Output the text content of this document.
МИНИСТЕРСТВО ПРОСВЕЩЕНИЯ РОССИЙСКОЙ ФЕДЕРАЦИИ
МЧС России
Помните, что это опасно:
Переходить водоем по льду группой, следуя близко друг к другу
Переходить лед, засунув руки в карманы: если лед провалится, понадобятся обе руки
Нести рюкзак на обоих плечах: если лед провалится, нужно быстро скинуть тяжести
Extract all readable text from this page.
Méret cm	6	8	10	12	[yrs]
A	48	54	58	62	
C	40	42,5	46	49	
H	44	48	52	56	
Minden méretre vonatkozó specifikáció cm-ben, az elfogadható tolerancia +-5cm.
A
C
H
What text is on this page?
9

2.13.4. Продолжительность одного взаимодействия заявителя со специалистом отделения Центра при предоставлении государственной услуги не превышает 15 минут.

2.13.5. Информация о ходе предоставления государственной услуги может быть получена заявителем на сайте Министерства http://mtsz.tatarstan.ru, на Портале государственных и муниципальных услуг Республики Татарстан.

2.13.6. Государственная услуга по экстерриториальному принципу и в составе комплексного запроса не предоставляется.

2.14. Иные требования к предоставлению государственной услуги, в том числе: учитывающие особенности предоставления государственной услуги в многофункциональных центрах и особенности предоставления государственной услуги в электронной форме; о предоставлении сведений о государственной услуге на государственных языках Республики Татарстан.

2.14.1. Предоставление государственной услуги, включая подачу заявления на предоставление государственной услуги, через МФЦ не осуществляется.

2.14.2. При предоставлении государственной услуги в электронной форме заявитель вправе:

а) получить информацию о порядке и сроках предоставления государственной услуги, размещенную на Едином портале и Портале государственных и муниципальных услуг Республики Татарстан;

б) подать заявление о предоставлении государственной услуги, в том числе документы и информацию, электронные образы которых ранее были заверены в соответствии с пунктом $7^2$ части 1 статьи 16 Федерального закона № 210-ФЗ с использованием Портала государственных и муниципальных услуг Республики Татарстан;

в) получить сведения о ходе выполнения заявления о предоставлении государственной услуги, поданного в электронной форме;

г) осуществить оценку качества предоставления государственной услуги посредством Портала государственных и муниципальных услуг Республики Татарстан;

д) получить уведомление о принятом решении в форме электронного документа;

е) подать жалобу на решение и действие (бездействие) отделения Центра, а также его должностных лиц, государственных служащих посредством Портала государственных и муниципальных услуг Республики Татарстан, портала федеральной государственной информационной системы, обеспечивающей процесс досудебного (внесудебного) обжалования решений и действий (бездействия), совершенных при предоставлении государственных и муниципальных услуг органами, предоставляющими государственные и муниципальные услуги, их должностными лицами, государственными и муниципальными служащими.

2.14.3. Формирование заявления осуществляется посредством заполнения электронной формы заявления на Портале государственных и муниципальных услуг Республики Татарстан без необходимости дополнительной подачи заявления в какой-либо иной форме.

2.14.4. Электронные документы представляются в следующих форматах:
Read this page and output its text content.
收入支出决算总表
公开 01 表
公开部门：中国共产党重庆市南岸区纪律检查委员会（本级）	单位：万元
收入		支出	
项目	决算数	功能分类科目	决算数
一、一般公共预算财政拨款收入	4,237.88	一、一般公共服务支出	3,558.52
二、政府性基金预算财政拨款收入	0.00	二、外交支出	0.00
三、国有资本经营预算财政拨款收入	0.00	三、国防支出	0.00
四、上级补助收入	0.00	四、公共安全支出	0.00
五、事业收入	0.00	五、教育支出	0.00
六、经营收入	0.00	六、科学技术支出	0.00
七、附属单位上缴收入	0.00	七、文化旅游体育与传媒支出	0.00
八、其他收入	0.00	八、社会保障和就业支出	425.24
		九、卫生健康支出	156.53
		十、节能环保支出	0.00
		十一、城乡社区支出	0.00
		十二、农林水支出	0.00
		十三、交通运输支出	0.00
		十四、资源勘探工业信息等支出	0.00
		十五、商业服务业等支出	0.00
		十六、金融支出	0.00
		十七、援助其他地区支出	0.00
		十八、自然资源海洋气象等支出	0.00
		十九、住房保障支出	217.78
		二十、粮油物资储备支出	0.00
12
──────
Repeat the entries above exactly, leaving nothing out.

Output the text content of this document.
МИНИСТЕРСТВО ПРОСВЕЩЕНИЯ РОССИЙСКОЙ ФЕДЕРАЦИИ
МЧС России
Помните, что это опасно:
Переходить водоем по льду группой, следуя близко друг к другу
Переходить лед, засунув руки в карманы: если лед провалится, понадобятся обе руки
Нести рюкзак на обоих плечах: если лед провалится, нужно быстро скинуть тяжести
Extract all readable text from this page.
Méret cm	6	8	10	12	[yrs]
A	48	54	58	62	
C	40	42,5	46	49	
H	44	48	52	56	
Minden méretre vonatkozó specifikáció cm-ben, az elfogadható tolerancia +-5cm.
A
C
H
What text is on this page?
9

2.13.4. Продолжительность одного взаимодействия заявителя со специалистом отделения Центра при предоставлении государственной услуги не превышает 15 минут.

2.13.5. Информация о ходе предоставления государственной услуги может быть получена заявителем на сайте Министерства http://mtsz.tatarstan.ru, на Портале государственных и муниципальных услуг Республики Татарстан.

2.13.6. Государственная услуга по экстерриториальному принципу и в составе комплексного запроса не предоставляется.

2.14. Иные требования к предоставлению государственной услуги, в том числе: учитывающие особенности предоставления государственной услуги в многофункциональных центрах и особенности предоставления государственной услуги в электронной форме; о предоставлении сведений о государственной услуге на государственных языках Республики Татарстан.

2.14.1. Предоставление государственной услуги, включая подачу заявления на предоставление государственной услуги, через МФЦ не осуществляется.

2.14.2. При предоставлении государственной услуги в электронной форме заявитель вправе:

а) получить информацию о порядке и сроках предоставления государственной услуги, размещенную на Едином портале и Портале государственных и муниципальных услуг Республики Татарстан;

б) подать заявление о предоставлении государственной услуги, в том числе документы и информацию, электронные образы которых ранее были заверены в соответствии с пунктом $7^2$ части 1 статьи 16 Федерального закона № 210-ФЗ с использованием Портала государственных и муниципальных услуг Республики Татарстан;

в) получить сведения о ходе выполнения заявления о предоставлении государственной услуги, поданного в электронной форме;

г) осуществить оценку качества предоставления государственной услуги посредством Портала государственных и муниципальных услуг Республики Татарстан;

д) получить уведомление о принятом решении в форме электронного документа;

е) подать жалобу на решение и действие (бездействие) отделения Центра, а также его должностных лиц, государственных служащих посредством Портала государственных и муниципальных услуг Республики Татарстан, портала федеральной государственной информационной системы, обеспечивающей процесс досудебного (внесудебного) обжалования решений и действий (бездействия), совершенных при предоставлении государственных и муниципальных услуг органами, предоставляющими государственные и муниципальные услуги, их должностными лицами, государственными и муниципальными служащими.

2.14.3. Формирование заявления осуществляется посредством заполнения электронной формы заявления на Портале государственных и муниципальных услуг Республики Татарстан без необходимости дополнительной подачи заявления в какой-либо иной форме.

2.14.4. Электронные документы представляются в следующих форматах:
Read this page and output its text content.
收入支出决算总表
公开 01 表
公开部门：中国共产党重庆市南岸区纪律检查委员会（本级）	单位：万元
收入		支出	
项目	决算数	功能分类科目	决算数
一、一般公共预算财政拨款收入	4,237.88	一、一般公共服务支出	3,558.52
二、政府性基金预算财政拨款收入	0.00	二、外交支出	0.00
三、国有资本经营预算财政拨款收入	0.00	三、国防支出	0.00
四、上级补助收入	0.00	四、公共安全支出	0.00
五、事业收入	0.00	五、教育支出	0.00
六、经营收入	0.00	六、科学技术支出	0.00
七、附属单位上缴收入	0.00	七、文化旅游体育与传媒支出	0.00
八、其他收入	0.00	八、社会保障和就业支出	425.24
		九、卫生健康支出	156.53
		十、节能环保支出	0.00
		十一、城乡社区支出	0.00
		十二、农林水支出	0.00
		十三、交通运输支出	0.00
		十四、资源勘探工业信息等支出	0.00
		十五、商业服务业等支出	0.00
		十六、金融支出	0.00
		十七、援助其他地区支出	0.00
		十八、自然资源海洋气象等支出	0.00
		十九、住房保障支出	217.78
		二十、粮油物资储备支出	0.00
12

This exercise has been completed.